Task requirements: Return all lines from the listing below in which the string "smallest" occurs.

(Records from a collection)
============================================================
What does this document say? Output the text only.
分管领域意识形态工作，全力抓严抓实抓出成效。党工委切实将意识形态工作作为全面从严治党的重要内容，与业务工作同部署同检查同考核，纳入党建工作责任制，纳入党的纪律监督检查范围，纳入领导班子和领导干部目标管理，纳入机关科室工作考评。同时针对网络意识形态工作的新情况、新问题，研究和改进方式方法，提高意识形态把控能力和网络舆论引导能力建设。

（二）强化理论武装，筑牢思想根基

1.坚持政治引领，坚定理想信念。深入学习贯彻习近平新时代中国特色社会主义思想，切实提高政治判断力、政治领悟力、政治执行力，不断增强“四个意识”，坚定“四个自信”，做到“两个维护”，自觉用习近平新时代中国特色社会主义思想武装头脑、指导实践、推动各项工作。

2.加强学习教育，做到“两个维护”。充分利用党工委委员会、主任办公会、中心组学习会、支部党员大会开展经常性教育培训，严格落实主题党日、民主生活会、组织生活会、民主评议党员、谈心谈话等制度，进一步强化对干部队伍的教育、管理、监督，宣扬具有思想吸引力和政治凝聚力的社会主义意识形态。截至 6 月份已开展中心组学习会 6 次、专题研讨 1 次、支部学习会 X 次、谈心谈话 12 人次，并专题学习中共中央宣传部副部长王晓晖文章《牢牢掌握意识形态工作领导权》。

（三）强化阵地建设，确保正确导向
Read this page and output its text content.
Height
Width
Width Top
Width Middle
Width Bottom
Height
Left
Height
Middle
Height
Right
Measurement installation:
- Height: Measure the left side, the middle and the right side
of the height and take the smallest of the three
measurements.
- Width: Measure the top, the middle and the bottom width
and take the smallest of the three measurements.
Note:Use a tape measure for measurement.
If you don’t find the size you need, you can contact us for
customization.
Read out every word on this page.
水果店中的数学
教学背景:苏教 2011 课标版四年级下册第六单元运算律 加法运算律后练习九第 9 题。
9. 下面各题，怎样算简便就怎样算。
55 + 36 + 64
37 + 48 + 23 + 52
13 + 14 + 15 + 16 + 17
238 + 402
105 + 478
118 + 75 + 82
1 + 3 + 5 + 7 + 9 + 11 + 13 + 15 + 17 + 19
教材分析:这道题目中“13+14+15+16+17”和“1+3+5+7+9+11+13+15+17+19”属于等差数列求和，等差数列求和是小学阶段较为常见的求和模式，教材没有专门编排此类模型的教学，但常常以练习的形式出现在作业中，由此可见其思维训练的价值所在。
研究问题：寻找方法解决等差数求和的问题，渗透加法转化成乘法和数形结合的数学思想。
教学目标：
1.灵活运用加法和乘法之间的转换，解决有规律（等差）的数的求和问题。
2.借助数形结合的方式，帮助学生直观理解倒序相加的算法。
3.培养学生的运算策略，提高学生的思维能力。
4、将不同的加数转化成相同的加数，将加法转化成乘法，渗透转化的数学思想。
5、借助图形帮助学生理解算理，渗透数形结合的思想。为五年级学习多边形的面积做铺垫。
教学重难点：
============================================================
Worked solution:
of the height and take the smallest of the three
and take the smallest of the three measurements.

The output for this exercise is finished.